• _INPUT_:
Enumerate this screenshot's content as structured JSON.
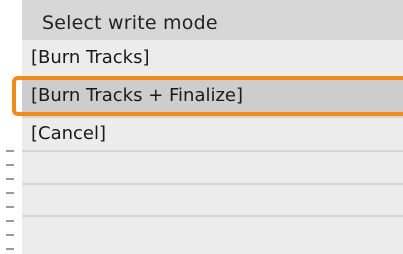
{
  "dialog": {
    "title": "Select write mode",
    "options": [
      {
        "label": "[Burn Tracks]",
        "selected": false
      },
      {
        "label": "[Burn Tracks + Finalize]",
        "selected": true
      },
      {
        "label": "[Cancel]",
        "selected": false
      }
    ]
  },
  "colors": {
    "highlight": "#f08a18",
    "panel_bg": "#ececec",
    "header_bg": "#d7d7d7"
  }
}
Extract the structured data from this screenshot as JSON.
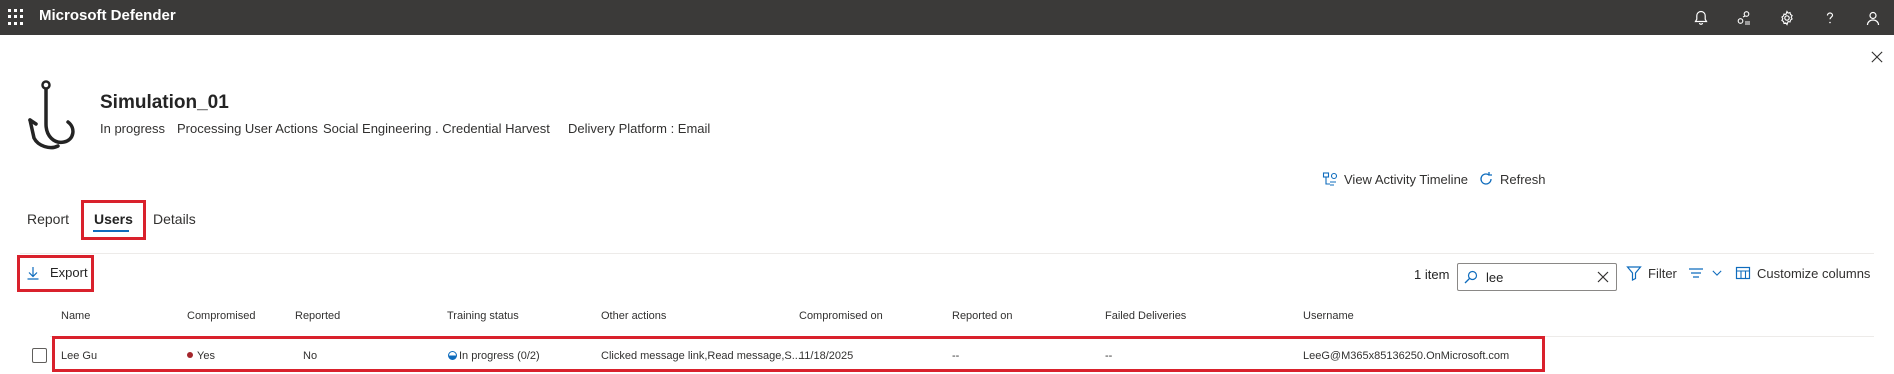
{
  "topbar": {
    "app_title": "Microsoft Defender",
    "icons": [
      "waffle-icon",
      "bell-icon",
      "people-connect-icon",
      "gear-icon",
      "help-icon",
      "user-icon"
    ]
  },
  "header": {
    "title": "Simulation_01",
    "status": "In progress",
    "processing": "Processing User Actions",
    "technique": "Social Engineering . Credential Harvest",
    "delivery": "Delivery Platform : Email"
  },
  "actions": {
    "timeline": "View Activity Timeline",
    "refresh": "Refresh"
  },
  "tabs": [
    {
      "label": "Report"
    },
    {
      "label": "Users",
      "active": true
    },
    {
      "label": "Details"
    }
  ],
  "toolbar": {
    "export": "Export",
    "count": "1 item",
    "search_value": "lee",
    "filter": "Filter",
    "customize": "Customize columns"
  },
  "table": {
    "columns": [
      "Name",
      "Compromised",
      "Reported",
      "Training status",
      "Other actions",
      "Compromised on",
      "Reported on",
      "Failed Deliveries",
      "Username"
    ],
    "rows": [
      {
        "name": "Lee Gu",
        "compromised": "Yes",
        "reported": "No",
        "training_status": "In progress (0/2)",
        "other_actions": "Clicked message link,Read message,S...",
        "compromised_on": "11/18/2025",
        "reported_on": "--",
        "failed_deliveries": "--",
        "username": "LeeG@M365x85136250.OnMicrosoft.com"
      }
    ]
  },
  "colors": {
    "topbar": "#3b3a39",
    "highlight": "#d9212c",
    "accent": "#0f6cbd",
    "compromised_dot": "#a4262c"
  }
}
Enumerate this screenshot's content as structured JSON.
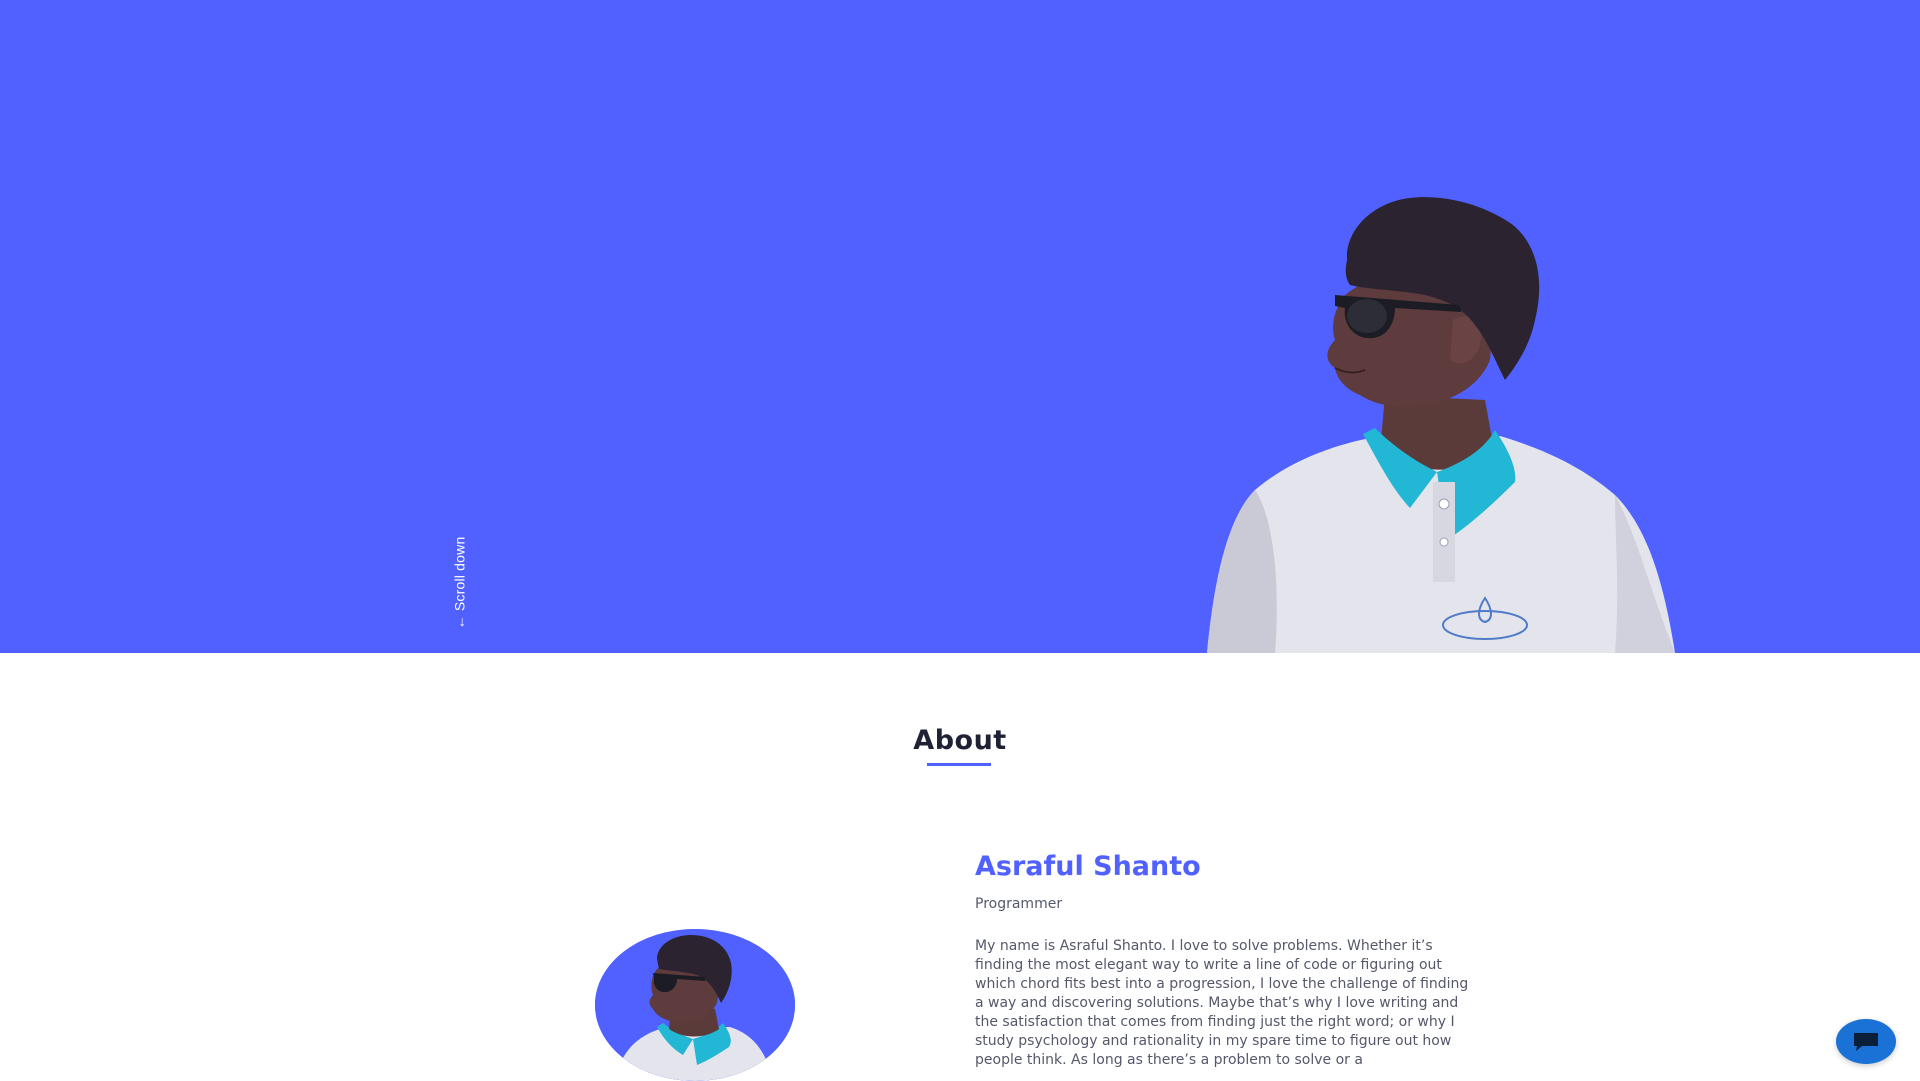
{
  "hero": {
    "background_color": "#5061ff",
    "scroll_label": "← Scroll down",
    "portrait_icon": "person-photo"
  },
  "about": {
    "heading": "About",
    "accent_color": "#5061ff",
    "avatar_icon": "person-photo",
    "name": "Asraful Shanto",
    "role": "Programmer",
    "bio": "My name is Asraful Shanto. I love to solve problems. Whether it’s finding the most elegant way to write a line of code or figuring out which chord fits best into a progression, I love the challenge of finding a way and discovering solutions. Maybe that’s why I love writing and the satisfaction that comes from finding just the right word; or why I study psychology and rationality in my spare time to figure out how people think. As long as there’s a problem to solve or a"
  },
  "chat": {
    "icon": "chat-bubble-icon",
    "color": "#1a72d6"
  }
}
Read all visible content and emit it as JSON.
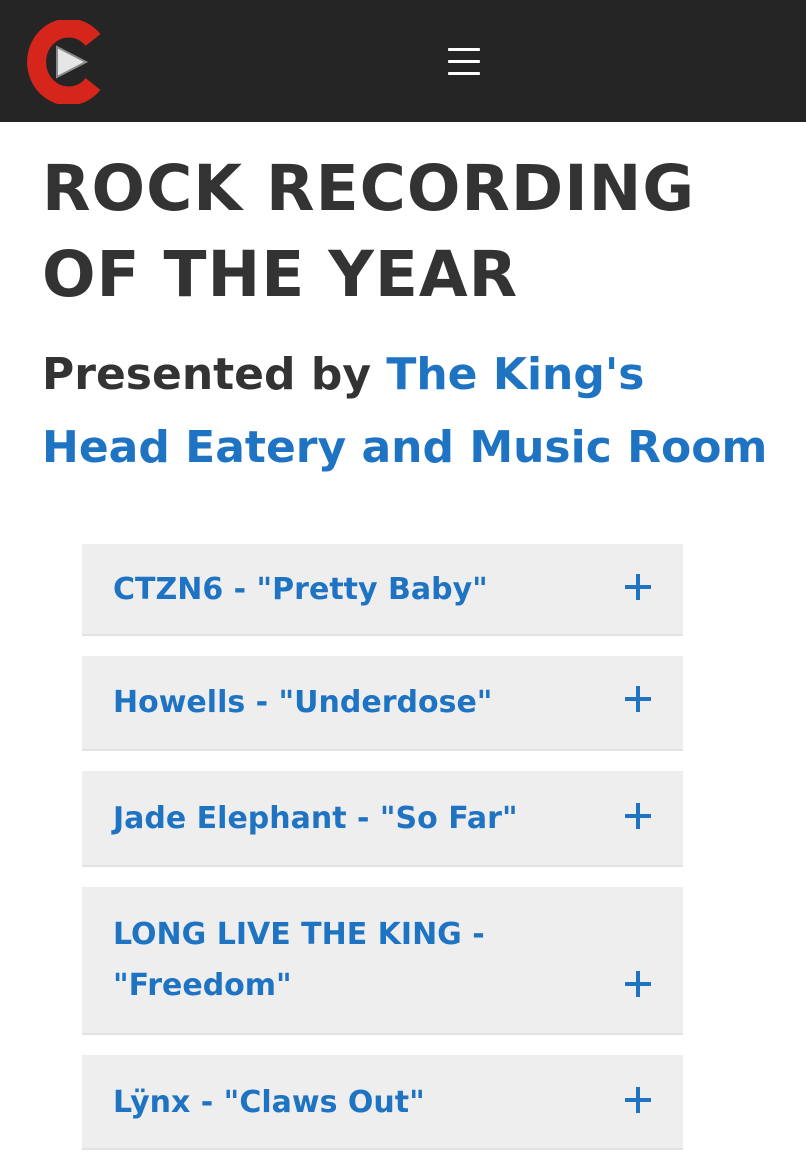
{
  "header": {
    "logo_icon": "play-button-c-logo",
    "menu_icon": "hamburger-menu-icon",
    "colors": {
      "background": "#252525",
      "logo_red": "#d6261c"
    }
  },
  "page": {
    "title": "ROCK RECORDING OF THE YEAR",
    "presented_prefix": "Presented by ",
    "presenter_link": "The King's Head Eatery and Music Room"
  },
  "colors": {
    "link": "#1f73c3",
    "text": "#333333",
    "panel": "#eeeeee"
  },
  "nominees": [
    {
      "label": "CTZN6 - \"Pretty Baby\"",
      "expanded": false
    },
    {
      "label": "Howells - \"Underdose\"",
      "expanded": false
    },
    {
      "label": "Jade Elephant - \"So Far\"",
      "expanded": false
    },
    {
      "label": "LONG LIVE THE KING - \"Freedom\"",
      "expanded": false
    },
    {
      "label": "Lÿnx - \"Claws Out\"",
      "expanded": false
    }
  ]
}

• _EXERCISE DESCRIPTION_: Replicate the material above verbatim; images stay out of the copy.

• _OUTPUT FOR THIS EXERCISE_:
Enumerate this screenshot's content as structured JSON.
{
  "dialog": {
    "title": "Select write mode",
    "options": [
      {
        "label": "[Burn Tracks]",
        "selected": false
      },
      {
        "label": "[Burn Tracks + Finalize]",
        "selected": true
      },
      {
        "label": "[Cancel]",
        "selected": false
      }
    ]
  },
  "colors": {
    "highlight": "#f08a18",
    "panel_bg": "#ececec",
    "header_bg": "#d7d7d7"
  }
}
Extract the structured data from this screenshot as JSON.
{
  "topbar": {
    "app_title": "Microsoft Defender",
    "icons": [
      "waffle-icon",
      "bell-icon",
      "people-connect-icon",
      "gear-icon",
      "help-icon",
      "user-icon"
    ]
  },
  "header": {
    "title": "Simulation_01",
    "status": "In progress",
    "processing": "Processing User Actions",
    "technique": "Social Engineering . Credential Harvest",
    "delivery": "Delivery Platform : Email"
  },
  "actions": {
    "timeline": "View Activity Timeline",
    "refresh": "Refresh"
  },
  "tabs": [
    {
      "label": "Report"
    },
    {
      "label": "Users",
      "active": true
    },
    {
      "label": "Details"
    }
  ],
  "toolbar": {
    "export": "Export",
    "count": "1 item",
    "search_value": "lee",
    "filter": "Filter",
    "customize": "Customize columns"
  },
  "table": {
    "columns": [
      "Name",
      "Compromised",
      "Reported",
      "Training status",
      "Other actions",
      "Compromised on",
      "Reported on",
      "Failed Deliveries",
      "Username"
    ],
    "rows": [
      {
        "name": "Lee Gu",
        "compromised": "Yes",
        "reported": "No",
        "training_status": "In progress (0/2)",
        "other_actions": "Clicked message link,Read message,S...",
        "compromised_on": "11/18/2025",
        "reported_on": "--",
        "failed_deliveries": "--",
        "username": "LeeG@M365x85136250.OnMicrosoft.com"
      }
    ]
  },
  "colors": {
    "topbar": "#3b3a39",
    "highlight": "#d9212c",
    "accent": "#0f6cbd",
    "compromised_dot": "#a4262c"
  }
}
Enumerate this screenshot's content as structured JSON.
{
  "hero": {
    "background_color": "#5061ff",
    "scroll_label": "← Scroll down",
    "portrait_icon": "person-photo"
  },
  "about": {
    "heading": "About",
    "accent_color": "#5061ff",
    "avatar_icon": "person-photo",
    "name": "Asraful Shanto",
    "role": "Programmer",
    "bio": "My name is Asraful Shanto. I love to solve problems. Whether it’s finding the most elegant way to write a line of code or figuring out which chord fits best into a progression, I love the challenge of finding a way and discovering solutions. Maybe that’s why I love writing and the satisfaction that comes from finding just the right word; or why I study psychology and rationality in my spare time to figure out how people think. As long as there’s a problem to solve or a"
  },
  "chat": {
    "icon": "chat-bubble-icon",
    "color": "#1a72d6"
  }
}
Read all visible content and emit it as JSON.
{
  "header": {
    "logo_icon": "play-button-c-logo",
    "menu_icon": "hamburger-menu-icon",
    "colors": {
      "background": "#252525",
      "logo_red": "#d6261c"
    }
  },
  "page": {
    "title": "ROCK RECORDING OF THE YEAR",
    "presented_prefix": "Presented by ",
    "presenter_link": "The King's Head Eatery and Music Room"
  },
  "colors": {
    "link": "#1f73c3",
    "text": "#333333",
    "panel": "#eeeeee"
  },
  "nominees": [
    {
      "label": "CTZN6 - \"Pretty Baby\"",
      "expanded": false
    },
    {
      "label": "Howells - \"Underdose\"",
      "expanded": false
    },
    {
      "label": "Jade Elephant - \"So Far\"",
      "expanded": false
    },
    {
      "label": "LONG LIVE THE KING - \"Freedom\"",
      "expanded": false
    },
    {
      "label": "Lÿnx - \"Claws Out\"",
      "expanded": false
    }
  ]
}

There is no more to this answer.